┌─ RECORDS SHOWN

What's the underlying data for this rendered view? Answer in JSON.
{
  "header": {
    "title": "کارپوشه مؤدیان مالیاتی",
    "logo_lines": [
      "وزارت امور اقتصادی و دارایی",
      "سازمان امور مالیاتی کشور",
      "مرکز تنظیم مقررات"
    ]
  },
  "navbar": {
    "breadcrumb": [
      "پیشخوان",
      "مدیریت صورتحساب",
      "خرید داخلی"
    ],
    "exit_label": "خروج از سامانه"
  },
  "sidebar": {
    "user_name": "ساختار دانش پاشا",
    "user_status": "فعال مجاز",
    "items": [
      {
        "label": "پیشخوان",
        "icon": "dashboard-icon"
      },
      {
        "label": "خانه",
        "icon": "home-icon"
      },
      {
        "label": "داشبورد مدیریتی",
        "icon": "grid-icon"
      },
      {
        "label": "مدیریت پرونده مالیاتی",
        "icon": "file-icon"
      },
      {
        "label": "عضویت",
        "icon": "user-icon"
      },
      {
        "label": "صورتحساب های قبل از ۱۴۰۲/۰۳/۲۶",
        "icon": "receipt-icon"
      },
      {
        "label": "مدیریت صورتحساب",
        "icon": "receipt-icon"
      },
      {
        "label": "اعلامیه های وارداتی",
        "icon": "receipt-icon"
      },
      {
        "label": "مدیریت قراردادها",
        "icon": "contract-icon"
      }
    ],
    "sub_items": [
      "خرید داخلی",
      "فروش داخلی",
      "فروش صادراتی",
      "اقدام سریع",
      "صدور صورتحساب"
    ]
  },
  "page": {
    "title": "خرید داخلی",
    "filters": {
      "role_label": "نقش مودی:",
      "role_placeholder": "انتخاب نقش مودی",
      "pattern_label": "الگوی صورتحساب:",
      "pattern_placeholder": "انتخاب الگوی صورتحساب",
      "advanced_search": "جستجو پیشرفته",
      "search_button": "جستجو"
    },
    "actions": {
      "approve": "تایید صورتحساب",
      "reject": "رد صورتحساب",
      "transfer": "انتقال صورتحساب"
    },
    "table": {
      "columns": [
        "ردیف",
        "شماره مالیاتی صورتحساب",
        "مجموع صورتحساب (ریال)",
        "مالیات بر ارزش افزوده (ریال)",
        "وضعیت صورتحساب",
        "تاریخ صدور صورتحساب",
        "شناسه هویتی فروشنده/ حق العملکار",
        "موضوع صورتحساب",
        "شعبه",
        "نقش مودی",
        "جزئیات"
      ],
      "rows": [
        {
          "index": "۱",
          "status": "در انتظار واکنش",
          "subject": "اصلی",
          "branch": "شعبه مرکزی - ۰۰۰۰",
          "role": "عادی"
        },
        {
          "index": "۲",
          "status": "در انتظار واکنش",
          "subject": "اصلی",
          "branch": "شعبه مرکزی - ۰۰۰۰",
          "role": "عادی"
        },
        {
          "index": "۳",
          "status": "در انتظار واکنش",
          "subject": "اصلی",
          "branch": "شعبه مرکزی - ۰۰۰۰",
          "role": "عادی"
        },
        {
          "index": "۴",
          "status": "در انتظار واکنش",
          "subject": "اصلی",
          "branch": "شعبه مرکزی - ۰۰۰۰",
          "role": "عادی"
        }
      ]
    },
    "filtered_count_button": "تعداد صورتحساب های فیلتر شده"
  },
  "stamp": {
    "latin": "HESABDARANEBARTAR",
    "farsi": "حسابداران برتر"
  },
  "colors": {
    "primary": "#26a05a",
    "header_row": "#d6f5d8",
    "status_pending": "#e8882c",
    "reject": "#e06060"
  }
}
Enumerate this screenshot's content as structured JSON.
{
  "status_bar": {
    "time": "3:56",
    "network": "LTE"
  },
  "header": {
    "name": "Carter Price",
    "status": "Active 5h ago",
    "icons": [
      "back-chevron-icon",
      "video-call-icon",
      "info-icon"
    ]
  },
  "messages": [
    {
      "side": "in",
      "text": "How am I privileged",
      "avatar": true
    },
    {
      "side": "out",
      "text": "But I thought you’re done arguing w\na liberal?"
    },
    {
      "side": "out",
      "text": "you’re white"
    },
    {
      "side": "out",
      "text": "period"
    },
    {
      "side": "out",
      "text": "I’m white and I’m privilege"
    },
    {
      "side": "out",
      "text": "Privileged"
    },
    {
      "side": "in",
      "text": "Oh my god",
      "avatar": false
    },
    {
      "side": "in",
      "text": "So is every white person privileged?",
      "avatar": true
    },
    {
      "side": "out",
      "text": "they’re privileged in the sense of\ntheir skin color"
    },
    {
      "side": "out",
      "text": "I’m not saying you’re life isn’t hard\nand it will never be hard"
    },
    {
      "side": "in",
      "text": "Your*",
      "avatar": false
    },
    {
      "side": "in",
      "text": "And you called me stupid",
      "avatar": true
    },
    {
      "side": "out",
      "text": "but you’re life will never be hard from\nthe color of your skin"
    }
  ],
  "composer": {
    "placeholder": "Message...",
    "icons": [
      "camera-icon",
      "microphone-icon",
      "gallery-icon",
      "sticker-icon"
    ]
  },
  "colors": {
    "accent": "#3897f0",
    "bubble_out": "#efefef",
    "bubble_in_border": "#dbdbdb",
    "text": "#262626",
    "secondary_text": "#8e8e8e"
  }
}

└─

### REQUIRED WORK:
Each record must be repeated exactly as it is.

### THE RESULT:
What's the underlying data for this rendered view? Answer in JSON.
{
  "header": {
    "title": "کارپوشه مؤدیان مالیاتی",
    "logo_lines": [
      "وزارت امور اقتصادی و دارایی",
      "سازمان امور مالیاتی کشور",
      "مرکز تنظیم مقررات"
    ]
  },
  "navbar": {
    "breadcrumb": [
      "پیشخوان",
      "مدیریت صورتحساب",
      "خرید داخلی"
    ],
    "exit_label": "خروج از سامانه"
  },
  "sidebar": {
    "user_name": "ساختار دانش پاشا",
    "user_status": "فعال مجاز",
    "items": [
      {
        "label": "پیشخوان",
        "icon": "dashboard-icon"
      },
      {
        "label": "خانه",
        "icon": "home-icon"
      },
      {
        "label": "داشبورد مدیریتی",
        "icon": "grid-icon"
      },
      {
        "label": "مدیریت پرونده مالیاتی",
        "icon": "file-icon"
      },
      {
        "label": "عضویت",
        "icon": "user-icon"
      },
      {
        "label": "صورتحساب های قبل از ۱۴۰۲/۰۳/۲۶",
        "icon": "receipt-icon"
      },
      {
        "label": "مدیریت صورتحساب",
        "icon": "receipt-icon"
      },
      {
        "label": "اعلامیه های وارداتی",
        "icon": "receipt-icon"
      },
      {
        "label": "مدیریت قراردادها",
        "icon": "contract-icon"
      }
    ],
    "sub_items": [
      "خرید داخلی",
      "فروش داخلی",
      "فروش صادراتی",
      "اقدام سریع",
      "صدور صورتحساب"
    ]
  },
  "page": {
    "title": "خرید داخلی",
    "filters": {
      "role_label": "نقش مودی:",
      "role_placeholder": "انتخاب نقش مودی",
      "pattern_label": "الگوی صورتحساب:",
      "pattern_placeholder": "انتخاب الگوی صورتحساب",
      "advanced_search": "جستجو پیشرفته",
      "search_button": "جستجو"
    },
    "actions": {
      "approve": "تایید صورتحساب",
      "reject": "رد صورتحساب",
      "transfer": "انتقال صورتحساب"
    },
    "table": {
      "columns": [
        "ردیف",
        "شماره مالیاتی صورتحساب",
        "مجموع صورتحساب (ریال)",
        "مالیات بر ارزش افزوده (ریال)",
        "وضعیت صورتحساب",
        "تاریخ صدور صورتحساب",
        "شناسه هویتی فروشنده/ حق العملکار",
        "موضوع صورتحساب",
        "شعبه",
        "نقش مودی",
        "جزئیات"
      ],
      "rows": [
        {
          "index": "۱",
          "status": "در انتظار واکنش",
          "subject": "اصلی",
          "branch": "شعبه مرکزی - ۰۰۰۰",
          "role": "عادی"
        },
        {
          "index": "۲",
          "status": "در انتظار واکنش",
          "subject": "اصلی",
          "branch": "شعبه مرکزی - ۰۰۰۰",
          "role": "عادی"
        },
        {
          "index": "۳",
          "status": "در انتظار واکنش",
          "subject": "اصلی",
          "branch": "شعبه مرکزی - ۰۰۰۰",
          "role": "عادی"
        },
        {
          "index": "۴",
          "status": "در انتظار واکنش",
          "subject": "اصلی",
          "branch": "شعبه مرکزی - ۰۰۰۰",
          "role": "عادی"
        }
      ]
    },
    "filtered_count_button": "تعداد صورتحساب های فیلتر شده"
  },
  "stamp": {
    "latin": "HESABDARANEBARTAR",
    "farsi": "حسابداران برتر"
  },
  "colors": {
    "primary": "#26a05a",
    "header_row": "#d6f5d8",
    "status_pending": "#e8882c",
    "reject": "#e06060"
  }
}
Enumerate this screenshot's content as structured JSON.
{
  "status_bar": {
    "time": "3:56",
    "network": "LTE"
  },
  "header": {
    "name": "Carter Price",
    "status": "Active 5h ago",
    "icons": [
      "back-chevron-icon",
      "video-call-icon",
      "info-icon"
    ]
  },
  "messages": [
    {
      "side": "in",
      "text": "How am I privileged",
      "avatar": true
    },
    {
      "side": "out",
      "text": "But I thought you’re done arguing w\na liberal?"
    },
    {
      "side": "out",
      "text": "you’re white"
    },
    {
      "side": "out",
      "text": "period"
    },
    {
      "side": "out",
      "text": "I’m white and I’m privilege"
    },
    {
      "side": "out",
      "text": "Privileged"
    },
    {
      "side": "in",
      "text": "Oh my god",
      "avatar": false
    },
    {
      "side": "in",
      "text": "So is every white person privileged?",
      "avatar": true
    },
    {
      "side": "out",
      "text": "they’re privileged in the sense of\ntheir skin color"
    },
    {
      "side": "out",
      "text": "I’m not saying you’re life isn’t hard\nand it will never be hard"
    },
    {
      "side": "in",
      "text": "Your*",
      "avatar": false
    },
    {
      "side": "in",
      "text": "And you called me stupid",
      "avatar": true
    },
    {
      "side": "out",
      "text": "but you’re life will never be hard from\nthe color of your skin"
    }
  ],
  "composer": {
    "placeholder": "Message...",
    "icons": [
      "camera-icon",
      "microphone-icon",
      "gallery-icon",
      "sticker-icon"
    ]
  },
  "colors": {
    "accent": "#3897f0",
    "bubble_out": "#efefef",
    "bubble_in_border": "#dbdbdb",
    "text": "#262626",
    "secondary_text": "#8e8e8e"
  }
}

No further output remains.